• [WORK REQUIRED]
Give back the whole listing exactly as shown.

[Data records]
::::
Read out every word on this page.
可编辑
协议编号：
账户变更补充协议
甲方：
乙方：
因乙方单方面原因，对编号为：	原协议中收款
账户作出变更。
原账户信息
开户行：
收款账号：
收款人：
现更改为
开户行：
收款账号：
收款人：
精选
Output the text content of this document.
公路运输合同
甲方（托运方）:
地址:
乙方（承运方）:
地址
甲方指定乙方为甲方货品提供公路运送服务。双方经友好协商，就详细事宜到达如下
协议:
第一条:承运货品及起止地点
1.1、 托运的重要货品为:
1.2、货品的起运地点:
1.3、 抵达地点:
::::
• [THE SOLUTION]
Read out every word on this page.
可编辑
协议编号：
账户变更补充协议
甲方：
乙方：
因乙方单方面原因，对编号为：	原协议中收款
账户作出变更。
原账户信息
开户行：
收款账号：
收款人：
现更改为
开户行：
收款账号：
收款人：
精选
Output the text content of this document.
公路运输合同
甲方（托运方）:
地址:
乙方（承运方）:
地址
甲方指定乙方为甲方货品提供公路运送服务。双方经友好协商，就详细事宜到达如下
协议:
第一条:承运货品及起止地点
1.1、 托运的重要货品为:
1.2、货品的起运地点:
1.3、 抵达地点:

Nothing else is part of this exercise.